[Exercise]
Look at each line of the records and count those with "VOURLIDAS" in them. Please answer with the count alone.

────────────────────────────────────────

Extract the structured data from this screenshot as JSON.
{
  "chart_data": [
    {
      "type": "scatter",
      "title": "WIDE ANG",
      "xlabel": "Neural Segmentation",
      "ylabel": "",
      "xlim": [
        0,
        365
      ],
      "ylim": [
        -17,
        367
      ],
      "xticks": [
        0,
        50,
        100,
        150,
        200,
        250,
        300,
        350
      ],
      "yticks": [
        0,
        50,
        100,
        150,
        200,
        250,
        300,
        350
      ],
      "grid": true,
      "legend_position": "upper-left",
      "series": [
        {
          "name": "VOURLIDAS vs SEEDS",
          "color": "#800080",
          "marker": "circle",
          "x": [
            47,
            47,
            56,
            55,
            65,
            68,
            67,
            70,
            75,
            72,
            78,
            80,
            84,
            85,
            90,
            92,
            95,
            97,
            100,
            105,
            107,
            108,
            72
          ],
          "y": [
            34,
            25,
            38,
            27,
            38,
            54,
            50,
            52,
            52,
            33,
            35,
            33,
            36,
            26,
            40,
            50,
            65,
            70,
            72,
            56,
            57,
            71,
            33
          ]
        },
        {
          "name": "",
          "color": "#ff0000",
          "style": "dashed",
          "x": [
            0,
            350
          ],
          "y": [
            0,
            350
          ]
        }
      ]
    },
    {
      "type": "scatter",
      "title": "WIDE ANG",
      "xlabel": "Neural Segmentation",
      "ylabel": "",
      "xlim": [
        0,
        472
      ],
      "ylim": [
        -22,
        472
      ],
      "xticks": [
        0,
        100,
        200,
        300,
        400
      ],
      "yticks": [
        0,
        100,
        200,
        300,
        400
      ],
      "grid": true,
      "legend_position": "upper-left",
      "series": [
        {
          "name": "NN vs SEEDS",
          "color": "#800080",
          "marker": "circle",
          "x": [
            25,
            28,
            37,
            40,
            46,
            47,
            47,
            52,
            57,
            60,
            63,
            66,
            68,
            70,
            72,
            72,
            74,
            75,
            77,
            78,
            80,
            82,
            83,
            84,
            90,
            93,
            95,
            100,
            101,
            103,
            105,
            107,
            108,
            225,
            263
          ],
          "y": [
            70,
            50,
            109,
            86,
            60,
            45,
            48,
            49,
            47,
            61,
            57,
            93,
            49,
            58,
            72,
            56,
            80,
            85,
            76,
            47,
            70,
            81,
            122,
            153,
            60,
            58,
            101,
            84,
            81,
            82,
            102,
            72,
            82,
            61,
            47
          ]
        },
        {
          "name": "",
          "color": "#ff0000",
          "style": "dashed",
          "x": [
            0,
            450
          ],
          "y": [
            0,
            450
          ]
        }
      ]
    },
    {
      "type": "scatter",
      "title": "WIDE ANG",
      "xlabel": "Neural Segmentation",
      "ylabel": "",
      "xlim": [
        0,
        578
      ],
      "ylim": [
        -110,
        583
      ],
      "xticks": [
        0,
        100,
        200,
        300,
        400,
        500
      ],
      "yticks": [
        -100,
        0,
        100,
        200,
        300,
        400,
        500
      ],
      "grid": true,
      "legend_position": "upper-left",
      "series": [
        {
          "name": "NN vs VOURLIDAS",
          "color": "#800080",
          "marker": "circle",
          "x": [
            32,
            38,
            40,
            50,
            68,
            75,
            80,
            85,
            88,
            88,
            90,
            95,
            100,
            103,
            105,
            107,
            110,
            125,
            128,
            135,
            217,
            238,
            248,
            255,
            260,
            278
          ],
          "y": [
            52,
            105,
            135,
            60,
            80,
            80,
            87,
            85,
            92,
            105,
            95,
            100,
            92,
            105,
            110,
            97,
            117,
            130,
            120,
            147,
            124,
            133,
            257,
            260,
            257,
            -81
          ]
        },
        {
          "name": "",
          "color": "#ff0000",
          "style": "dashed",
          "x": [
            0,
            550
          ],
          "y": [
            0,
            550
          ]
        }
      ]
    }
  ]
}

────────────────────────────────────────

[Solution]
2